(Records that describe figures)
— BEGIN —

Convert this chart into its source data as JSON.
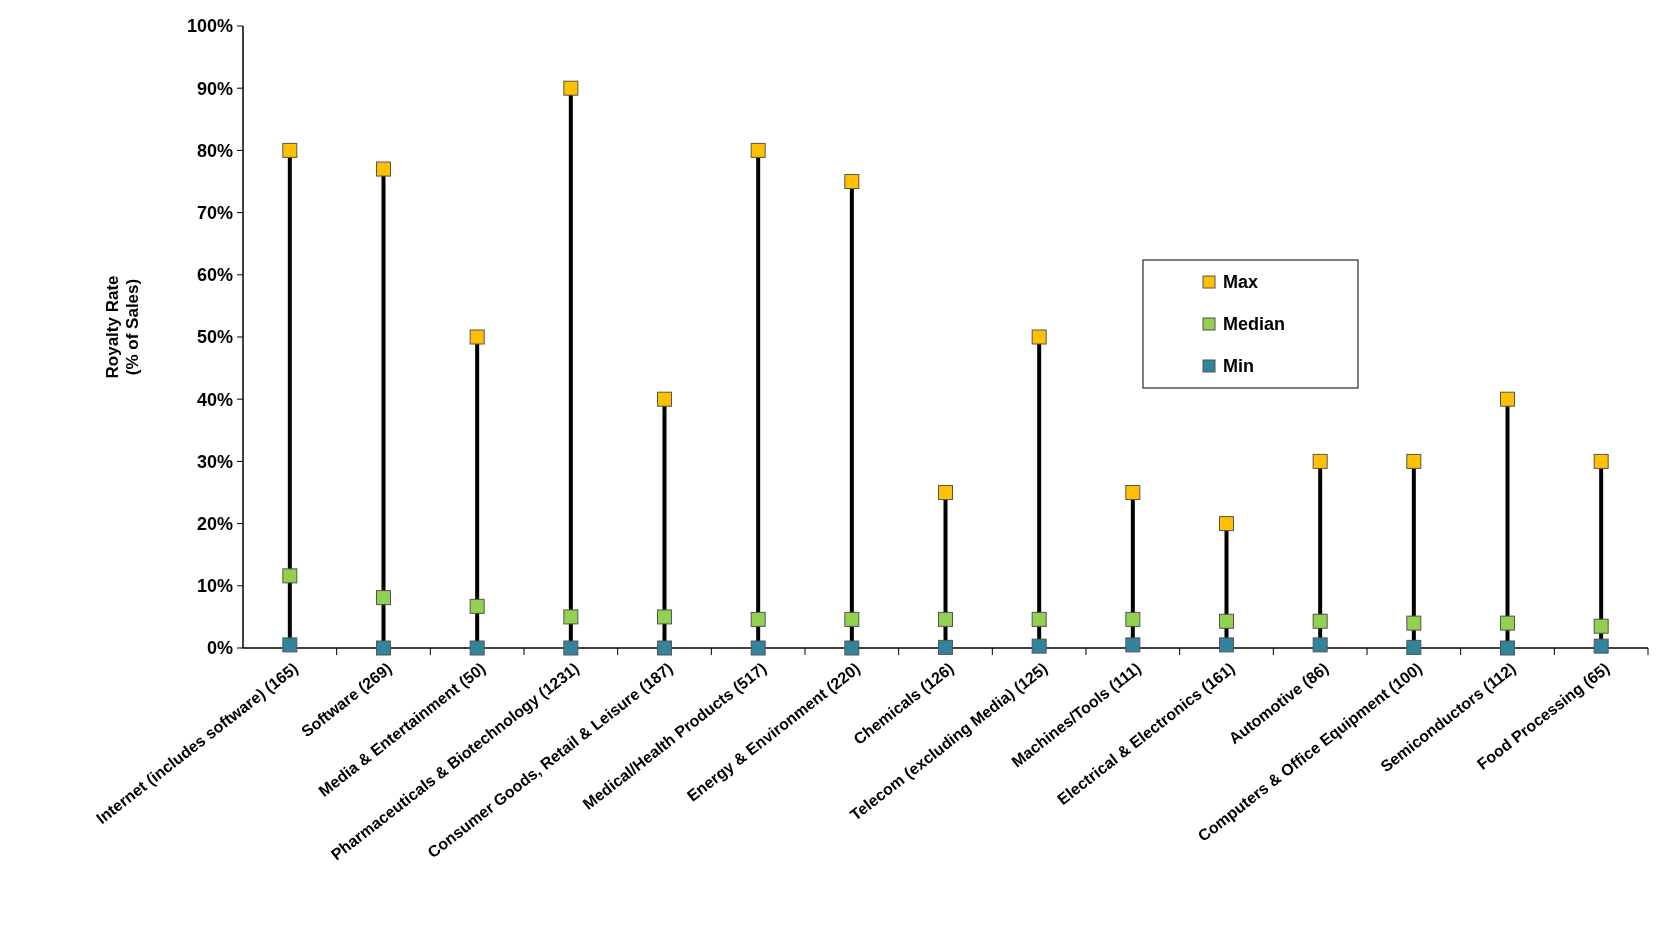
{
  "chart_data": {
    "type": "scatter",
    "ylabel": "Royalty Rate\n(% of Sales)",
    "categories": [
      "Internet (includes software) (165)",
      "Software (269)",
      "Media & Entertainment (50)",
      "Pharmaceuticals & Biotechnology (1231)",
      "Consumer Goods, Retail & Leisure (187)",
      "Medical/Health Products (517)",
      "Energy & Environment (220)",
      "Chemicals (126)",
      "Telecom (excluding Media) (125)",
      "Machines/Tools (111)",
      "Electrical & Electronics (161)",
      "Automotive (86)",
      "Computers & Office Equipment (100)",
      "Semiconductors (112)",
      "Food Processing (65)"
    ],
    "series": [
      {
        "name": "Max",
        "color": "#ffc000",
        "values": [
          80,
          77,
          50,
          90,
          40,
          80,
          75,
          25,
          50,
          25,
          20,
          30,
          30,
          40,
          30
        ]
      },
      {
        "name": "Median",
        "color": "#92d050",
        "values": [
          11.6,
          8.1,
          6.7,
          5,
          5,
          4.6,
          4.6,
          4.6,
          4.6,
          4.6,
          4.3,
          4.3,
          4,
          4,
          3.5
        ]
      },
      {
        "name": "Min",
        "color": "#31849b",
        "values": [
          0.5,
          0,
          0,
          0,
          0,
          0,
          0,
          0.1,
          0.3,
          0.5,
          0.5,
          0.5,
          0.1,
          0,
          0.3
        ]
      }
    ],
    "ylim": [
      0,
      100
    ],
    "yticks": [
      {
        "value": 0,
        "label": "0%"
      },
      {
        "value": 10,
        "label": "10%"
      },
      {
        "value": 20,
        "label": "20%"
      },
      {
        "value": 30,
        "label": "30%"
      },
      {
        "value": 40,
        "label": "40%"
      },
      {
        "value": 50,
        "label": "50%"
      },
      {
        "value": 60,
        "label": "60%"
      },
      {
        "value": 70,
        "label": "70%"
      },
      {
        "value": 80,
        "label": "80%"
      },
      {
        "value": 90,
        "label": "90%"
      },
      {
        "value": 100,
        "label": "100%"
      }
    ],
    "marker": "square",
    "legend": "right",
    "grid": false
  }
}
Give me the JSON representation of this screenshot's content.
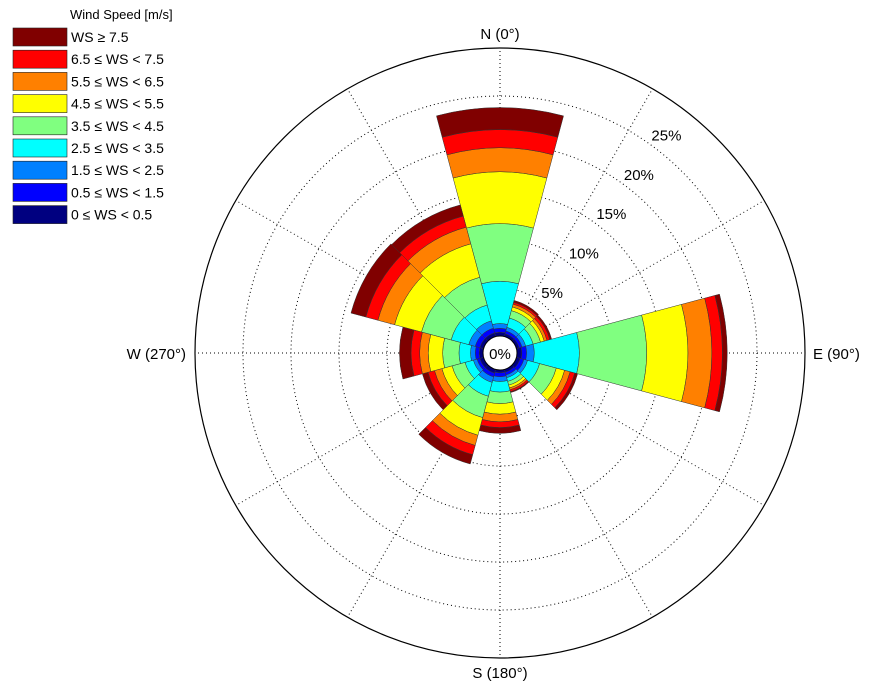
{
  "chart_data": {
    "type": "wind-rose",
    "legend": {
      "title": "Wind Speed [m/s]",
      "placement": "top-left"
    },
    "bins": [
      {
        "label": "0 ≤ WS < 0.5",
        "color": "#000080"
      },
      {
        "label": "0.5 ≤ WS < 1.5",
        "color": "#0000ff"
      },
      {
        "label": "1.5 ≤ WS < 2.5",
        "color": "#0080ff"
      },
      {
        "label": "2.5 ≤ WS < 3.5",
        "color": "#00ffff"
      },
      {
        "label": "3.5 ≤ WS < 4.5",
        "color": "#80ff80"
      },
      {
        "label": "4.5 ≤ WS < 5.5",
        "color": "#ffff00"
      },
      {
        "label": "5.5 ≤ WS < 6.5",
        "color": "#ff8000"
      },
      {
        "label": "6.5 ≤ WS < 7.5",
        "color": "#ff0000"
      },
      {
        "label": "WS ≥ 7.5",
        "color": "#800000"
      }
    ],
    "direction_labels": {
      "north": "N (0°)",
      "east": "E (90°)",
      "south": "S (180°)",
      "west": "W (270°)"
    },
    "center_label": "0%",
    "radial_ticks": [
      {
        "value": 5,
        "label": "5%"
      },
      {
        "value": 10,
        "label": "10%"
      },
      {
        "value": 15,
        "label": "15%"
      },
      {
        "value": 20,
        "label": "20%"
      },
      {
        "value": 25,
        "label": "25%"
      }
    ],
    "r_max": 30,
    "sector_width_deg": 30,
    "grid": true,
    "sectors": [
      {
        "direction": 0,
        "cumulative": [
          0.4,
          0.8,
          1.3,
          5.7,
          11.7,
          17.1,
          19.6,
          21.5,
          23.8
        ]
      },
      {
        "direction": 30,
        "cumulative": [
          0.3,
          0.6,
          1.0,
          2.0,
          2.8,
          3.2,
          3.5,
          3.7,
          3.9
        ]
      },
      {
        "direction": 60,
        "cumulative": [
          0.3,
          0.6,
          1.0,
          1.8,
          2.6,
          3.0,
          3.3,
          3.6,
          3.8
        ]
      },
      {
        "direction": 90,
        "cumulative": [
          0.5,
          1.0,
          1.8,
          6.5,
          13.5,
          17.8,
          20.3,
          21.4,
          21.9
        ]
      },
      {
        "direction": 120,
        "cumulative": [
          0.4,
          0.8,
          1.2,
          2.5,
          4.3,
          5.2,
          5.8,
          6.3,
          6.6
        ]
      },
      {
        "direction": 150,
        "cumulative": [
          0.3,
          0.6,
          0.9,
          1.3,
          1.7,
          2.0,
          2.2,
          2.4,
          2.5
        ]
      },
      {
        "direction": 180,
        "cumulative": [
          0.3,
          0.7,
          1.2,
          2.3,
          3.5,
          4.6,
          5.4,
          6.0,
          6.6
        ]
      },
      {
        "direction": 210,
        "cumulative": [
          0.4,
          0.8,
          1.4,
          2.9,
          5.2,
          7.1,
          8.2,
          9.2,
          10.2
        ]
      },
      {
        "direction": 240,
        "cumulative": [
          0.4,
          0.7,
          1.1,
          2.0,
          3.4,
          4.5,
          5.3,
          6.0,
          6.6
        ]
      },
      {
        "direction": 270,
        "cumulative": [
          0.4,
          0.8,
          1.3,
          2.5,
          4.2,
          5.7,
          6.6,
          7.5,
          8.7
        ]
      },
      {
        "direction": 300,
        "cumulative": [
          0.4,
          0.9,
          1.6,
          3.5,
          6.7,
          9.6,
          11.4,
          12.7,
          14.3
        ]
      },
      {
        "direction": 330,
        "cumulative": [
          0.4,
          0.9,
          1.7,
          3.4,
          6.4,
          10.0,
          11.8,
          13.0,
          14.2
        ]
      }
    ]
  }
}
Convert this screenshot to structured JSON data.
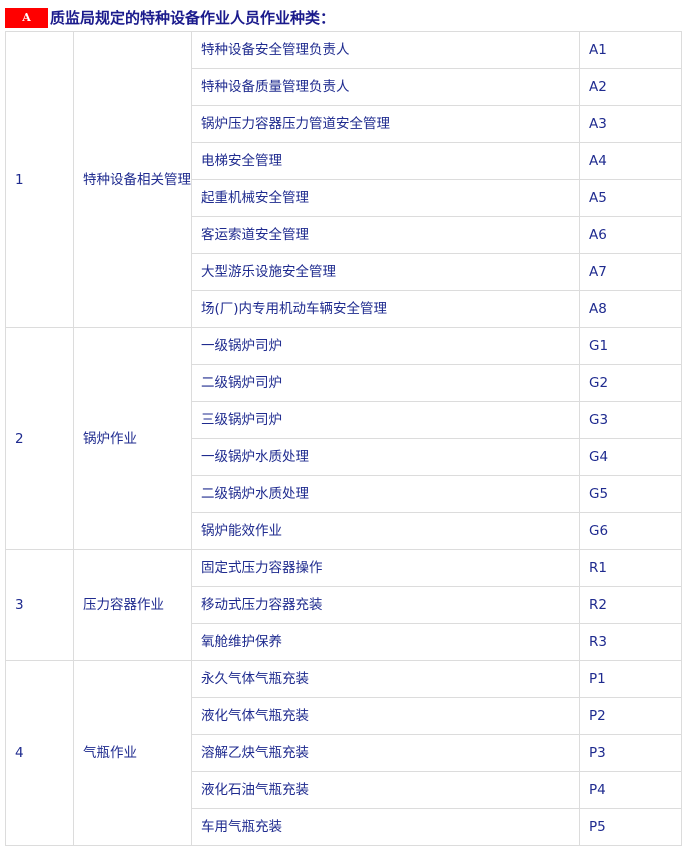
{
  "title": {
    "badge": "A",
    "text": "质监局规定的特种设备作业人员作业种类："
  },
  "groups": [
    {
      "no": "1",
      "category": "特种设备相关管理",
      "items": [
        [
          "特种设备安全管理负责人",
          "A1"
        ],
        [
          "特种设备质量管理负责人",
          "A2"
        ],
        [
          "锅炉压力容器压力管道安全管理",
          "A3"
        ],
        [
          "电梯安全管理",
          "A4"
        ],
        [
          "起重机械安全管理",
          "A5"
        ],
        [
          "客运索道安全管理",
          "A6"
        ],
        [
          "大型游乐设施安全管理",
          "A7"
        ],
        [
          "场(厂)内专用机动车辆安全管理",
          "A8"
        ]
      ]
    },
    {
      "no": "2",
      "category": "锅炉作业",
      "items": [
        [
          "一级锅炉司炉",
          "G1"
        ],
        [
          "二级锅炉司炉",
          "G2"
        ],
        [
          "三级锅炉司炉",
          "G3"
        ],
        [
          "一级锅炉水质处理",
          "G4"
        ],
        [
          "二级锅炉水质处理",
          "G5"
        ],
        [
          "锅炉能效作业",
          "G6"
        ]
      ]
    },
    {
      "no": "3",
      "category": "压力容器作业",
      "items": [
        [
          "固定式压力容器操作",
          "R1"
        ],
        [
          "移动式压力容器充装",
          "R2"
        ],
        [
          "氧舱维护保养",
          "R3"
        ]
      ]
    },
    {
      "no": "4",
      "category": "气瓶作业",
      "items": [
        [
          "永久气体气瓶充装",
          "P1"
        ],
        [
          "液化气体气瓶充装",
          "P2"
        ],
        [
          "溶解乙炔气瓶充装",
          "P3"
        ],
        [
          "液化石油气瓶充装",
          "P4"
        ],
        [
          "车用气瓶充装",
          "P5"
        ]
      ]
    }
  ],
  "colors": {
    "badge": "#ff0000",
    "text": "#1f2b8f",
    "title": "#1a1a8c",
    "border": "#dcdcdc"
  }
}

— END —

TASK REQUIREMENTS – What is the number of lines in the data that hold the word "title"? Reply with that number and nothing else.

RESULT BELOW – 3